_Aim of the exercise_.
Could you repeat the records below exactly, leaving out any pictures?

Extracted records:
______

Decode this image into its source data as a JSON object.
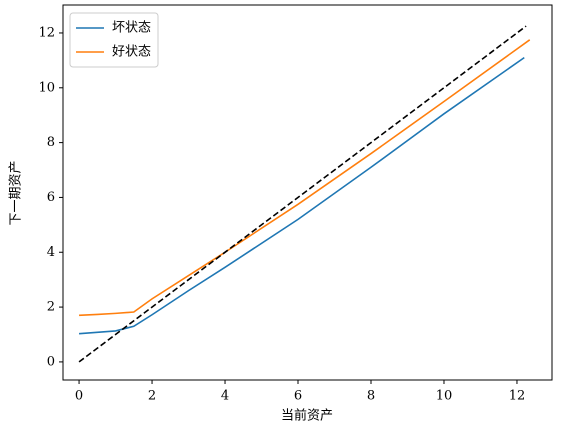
{
  "chart_data": {
    "type": "line",
    "xlabel": "当前资产",
    "ylabel": "下一期资产",
    "xlim": [
      -0.44,
      12.96
    ],
    "ylim": [
      -0.66,
      13.02
    ],
    "xticks": [
      0,
      2,
      4,
      6,
      8,
      10,
      12
    ],
    "yticks": [
      0,
      2,
      4,
      6,
      8,
      10,
      12
    ],
    "legend": "upper left",
    "series": [
      {
        "name": "坏状态",
        "color": "#1f77b4",
        "x": [
          0,
          0.5,
          1.0,
          1.5,
          2,
          3,
          4,
          6,
          8,
          10,
          12.2
        ],
        "values": [
          1.03,
          1.08,
          1.13,
          1.3,
          1.72,
          2.6,
          3.45,
          5.2,
          7.1,
          9.05,
          11.1
        ]
      },
      {
        "name": "好状态",
        "color": "#ff7f0e",
        "x": [
          0,
          0.5,
          1.0,
          1.5,
          2,
          3,
          4,
          6,
          8,
          10,
          12.35
        ],
        "values": [
          1.7,
          1.73,
          1.77,
          1.82,
          2.3,
          3.15,
          4.0,
          5.75,
          7.6,
          9.5,
          11.75
        ]
      },
      {
        "color": "#000000",
        "dash": true,
        "x": [
          0,
          12.25
        ],
        "values": [
          0,
          12.25
        ]
      }
    ]
  }
}
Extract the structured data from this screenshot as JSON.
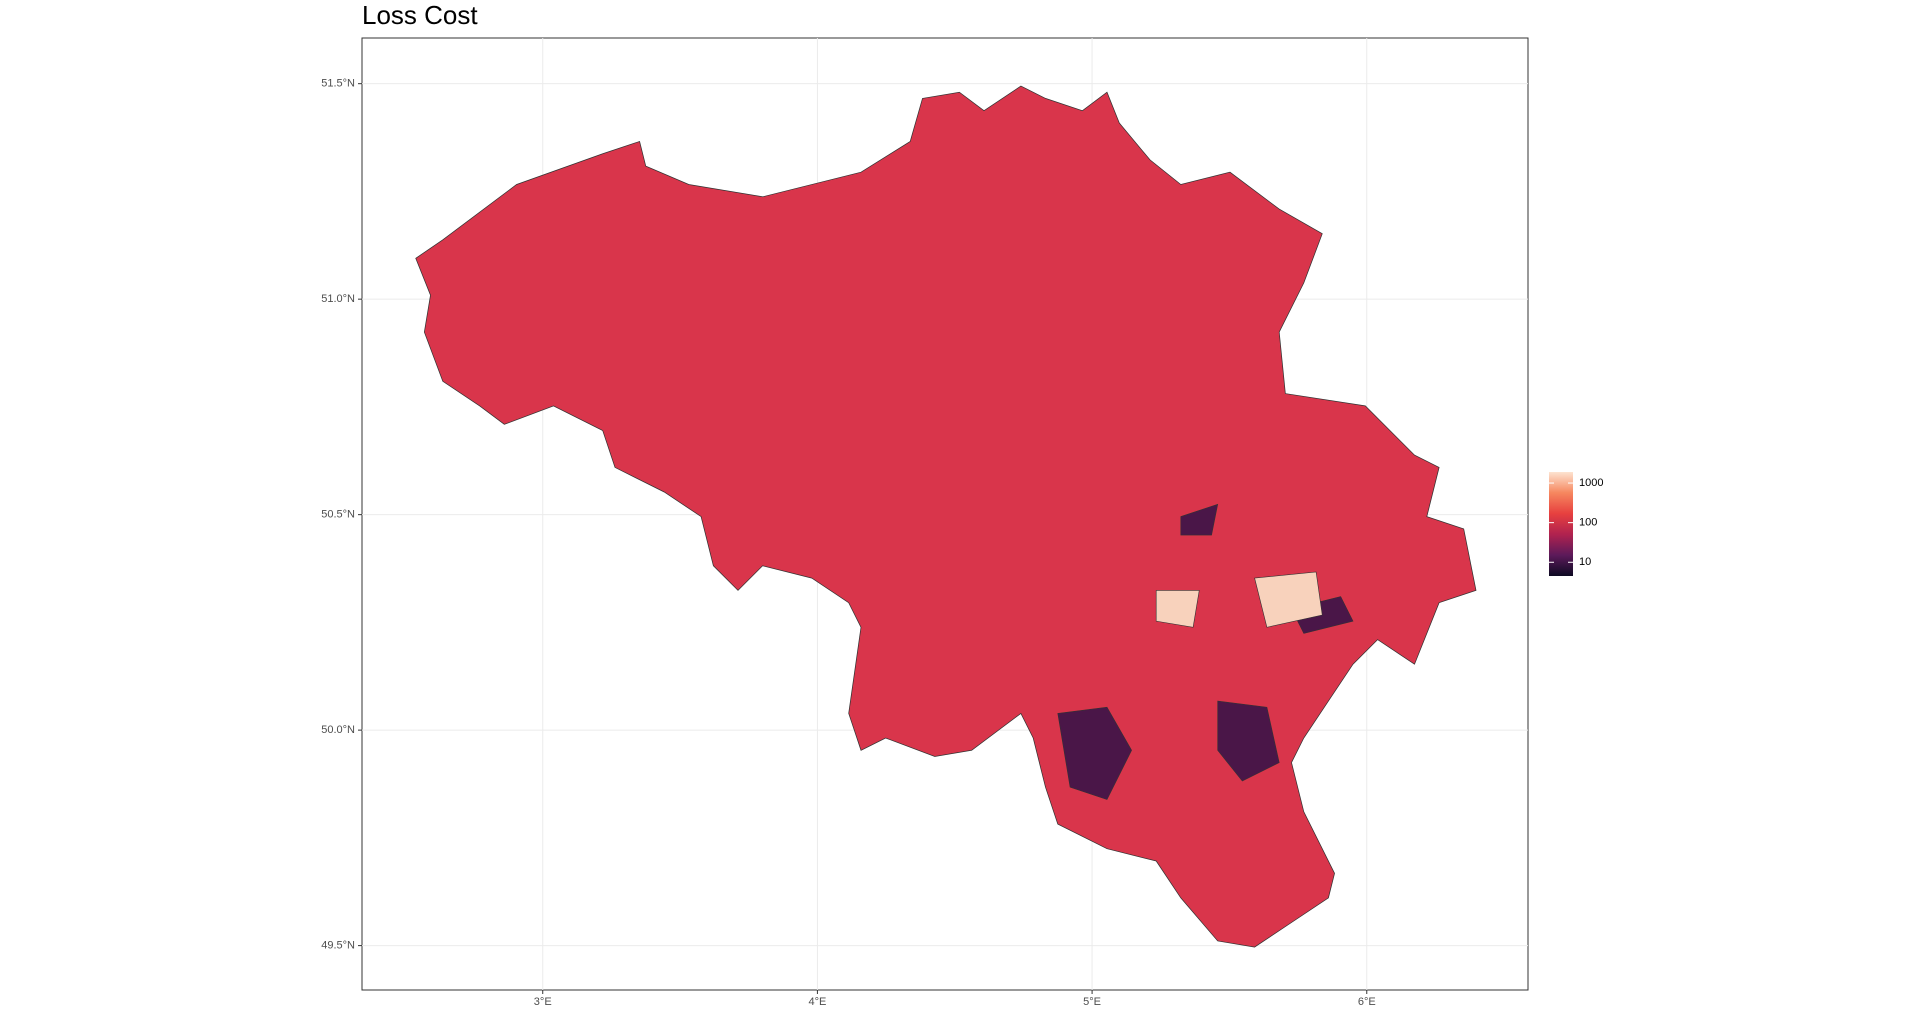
{
  "chart_data": {
    "type": "choropleth",
    "title": "Loss Cost",
    "xlim": [
      2.342,
      6.587
    ],
    "ylim": [
      49.397,
      51.606
    ],
    "xticks": [
      {
        "value": 3,
        "label": "3°E"
      },
      {
        "value": 4,
        "label": "4°E"
      },
      {
        "value": 5,
        "label": "5°E"
      },
      {
        "value": 6,
        "label": "6°E"
      }
    ],
    "yticks": [
      {
        "value": 49.5,
        "label": "49.5°N"
      },
      {
        "value": 50,
        "label": "50.0°N"
      },
      {
        "value": 50.5,
        "label": "50.5°N"
      },
      {
        "value": 51,
        "label": "51.0°N"
      },
      {
        "value": 51.5,
        "label": "51.5°N"
      }
    ],
    "grid": true,
    "legend": {
      "scale": "log",
      "lim": [
        4.5,
        1900
      ],
      "ticks": [
        10,
        100,
        1000
      ],
      "colors": [
        "#0d0a22",
        "#5c1a5a",
        "#b0224f",
        "#e7403f",
        "#f6875f",
        "#fde3d0"
      ]
    }
  }
}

______

_Full output_.
Decode this image into its source data as a JSON object.
{
  "chart_data": {
    "type": "line",
    "xlabel": "当前资产",
    "ylabel": "下一期资产",
    "xlim": [
      -0.44,
      12.96
    ],
    "ylim": [
      -0.66,
      13.02
    ],
    "xticks": [
      0,
      2,
      4,
      6,
      8,
      10,
      12
    ],
    "yticks": [
      0,
      2,
      4,
      6,
      8,
      10,
      12
    ],
    "legend": "upper left",
    "series": [
      {
        "name": "坏状态",
        "color": "#1f77b4",
        "x": [
          0,
          0.5,
          1.0,
          1.5,
          2,
          3,
          4,
          6,
          8,
          10,
          12.2
        ],
        "values": [
          1.03,
          1.08,
          1.13,
          1.3,
          1.72,
          2.6,
          3.45,
          5.2,
          7.1,
          9.05,
          11.1
        ]
      },
      {
        "name": "好状态",
        "color": "#ff7f0e",
        "x": [
          0,
          0.5,
          1.0,
          1.5,
          2,
          3,
          4,
          6,
          8,
          10,
          12.35
        ],
        "values": [
          1.7,
          1.73,
          1.77,
          1.82,
          2.3,
          3.15,
          4.0,
          5.75,
          7.6,
          9.5,
          11.75
        ]
      },
      {
        "color": "#000000",
        "dash": true,
        "x": [
          0,
          12.25
        ],
        "values": [
          0,
          12.25
        ]
      }
    ]
  }
}
Extract the structured data from this screenshot as JSON.
{
  "chart_data": {
    "type": "choropleth",
    "title": "Loss Cost",
    "xlim": [
      2.342,
      6.587
    ],
    "ylim": [
      49.397,
      51.606
    ],
    "xticks": [
      {
        "value": 3,
        "label": "3°E"
      },
      {
        "value": 4,
        "label": "4°E"
      },
      {
        "value": 5,
        "label": "5°E"
      },
      {
        "value": 6,
        "label": "6°E"
      }
    ],
    "yticks": [
      {
        "value": 49.5,
        "label": "49.5°N"
      },
      {
        "value": 50,
        "label": "50.0°N"
      },
      {
        "value": 50.5,
        "label": "50.5°N"
      },
      {
        "value": 51,
        "label": "51.0°N"
      },
      {
        "value": 51.5,
        "label": "51.5°N"
      }
    ],
    "grid": true,
    "legend": {
      "scale": "log",
      "lim": [
        4.5,
        1900
      ],
      "ticks": [
        10,
        100,
        1000
      ],
      "colors": [
        "#0d0a22",
        "#5c1a5a",
        "#b0224f",
        "#e7403f",
        "#f6875f",
        "#fde3d0"
      ]
    }
  }
}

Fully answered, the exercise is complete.